**STATED TASK**: Send back the entries below exactly as they appear.

**RECORD LIST**:
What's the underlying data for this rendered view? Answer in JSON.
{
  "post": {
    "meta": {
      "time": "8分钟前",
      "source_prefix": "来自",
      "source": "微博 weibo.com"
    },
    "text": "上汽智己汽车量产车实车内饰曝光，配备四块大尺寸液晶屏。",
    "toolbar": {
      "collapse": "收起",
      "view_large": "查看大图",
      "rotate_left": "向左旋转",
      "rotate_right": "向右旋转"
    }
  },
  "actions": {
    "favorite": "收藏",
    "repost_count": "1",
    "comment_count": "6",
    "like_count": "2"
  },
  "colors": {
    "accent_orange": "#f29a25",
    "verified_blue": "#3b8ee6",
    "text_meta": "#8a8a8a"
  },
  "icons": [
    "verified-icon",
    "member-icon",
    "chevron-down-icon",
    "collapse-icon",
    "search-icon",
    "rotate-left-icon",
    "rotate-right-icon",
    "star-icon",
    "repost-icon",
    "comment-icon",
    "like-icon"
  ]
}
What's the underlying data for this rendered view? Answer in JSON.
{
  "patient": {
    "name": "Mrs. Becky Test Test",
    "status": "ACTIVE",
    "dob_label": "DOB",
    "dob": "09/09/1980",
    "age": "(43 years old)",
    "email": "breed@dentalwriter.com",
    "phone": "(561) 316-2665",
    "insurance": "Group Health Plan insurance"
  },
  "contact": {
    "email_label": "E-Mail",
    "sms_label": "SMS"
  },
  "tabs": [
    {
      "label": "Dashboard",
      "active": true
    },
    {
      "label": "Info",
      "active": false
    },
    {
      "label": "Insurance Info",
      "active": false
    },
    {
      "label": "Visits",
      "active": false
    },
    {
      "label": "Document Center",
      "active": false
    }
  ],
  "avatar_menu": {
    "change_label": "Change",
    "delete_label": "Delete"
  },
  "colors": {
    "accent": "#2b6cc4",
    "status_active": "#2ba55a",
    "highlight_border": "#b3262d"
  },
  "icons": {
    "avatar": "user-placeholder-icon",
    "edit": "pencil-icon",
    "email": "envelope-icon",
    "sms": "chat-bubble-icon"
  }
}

**WORKED ANSWER**:
What's the underlying data for this rendered view? Answer in JSON.
{
  "post": {
    "meta": {
      "time": "8分钟前",
      "source_prefix": "来自",
      "source": "微博 weibo.com"
    },
    "text": "上汽智己汽车量产车实车内饰曝光，配备四块大尺寸液晶屏。",
    "toolbar": {
      "collapse": "收起",
      "view_large": "查看大图",
      "rotate_left": "向左旋转",
      "rotate_right": "向右旋转"
    }
  },
  "actions": {
    "favorite": "收藏",
    "repost_count": "1",
    "comment_count": "6",
    "like_count": "2"
  },
  "colors": {
    "accent_orange": "#f29a25",
    "verified_blue": "#3b8ee6",
    "text_meta": "#8a8a8a"
  },
  "icons": [
    "verified-icon",
    "member-icon",
    "chevron-down-icon",
    "collapse-icon",
    "search-icon",
    "rotate-left-icon",
    "rotate-right-icon",
    "star-icon",
    "repost-icon",
    "comment-icon",
    "like-icon"
  ]
}
What's the underlying data for this rendered view? Answer in JSON.
{
  "patient": {
    "name": "Mrs. Becky Test Test",
    "status": "ACTIVE",
    "dob_label": "DOB",
    "dob": "09/09/1980",
    "age": "(43 years old)",
    "email": "breed@dentalwriter.com",
    "phone": "(561) 316-2665",
    "insurance": "Group Health Plan insurance"
  },
  "contact": {
    "email_label": "E-Mail",
    "sms_label": "SMS"
  },
  "tabs": [
    {
      "label": "Dashboard",
      "active": true
    },
    {
      "label": "Info",
      "active": false
    },
    {
      "label": "Insurance Info",
      "active": false
    },
    {
      "label": "Visits",
      "active": false
    },
    {
      "label": "Document Center",
      "active": false
    }
  ],
  "avatar_menu": {
    "change_label": "Change",
    "delete_label": "Delete"
  },
  "colors": {
    "accent": "#2b6cc4",
    "status_active": "#2ba55a",
    "highlight_border": "#b3262d"
  },
  "icons": {
    "avatar": "user-placeholder-icon",
    "edit": "pencil-icon",
    "email": "envelope-icon",
    "sms": "chat-bubble-icon"
  }
}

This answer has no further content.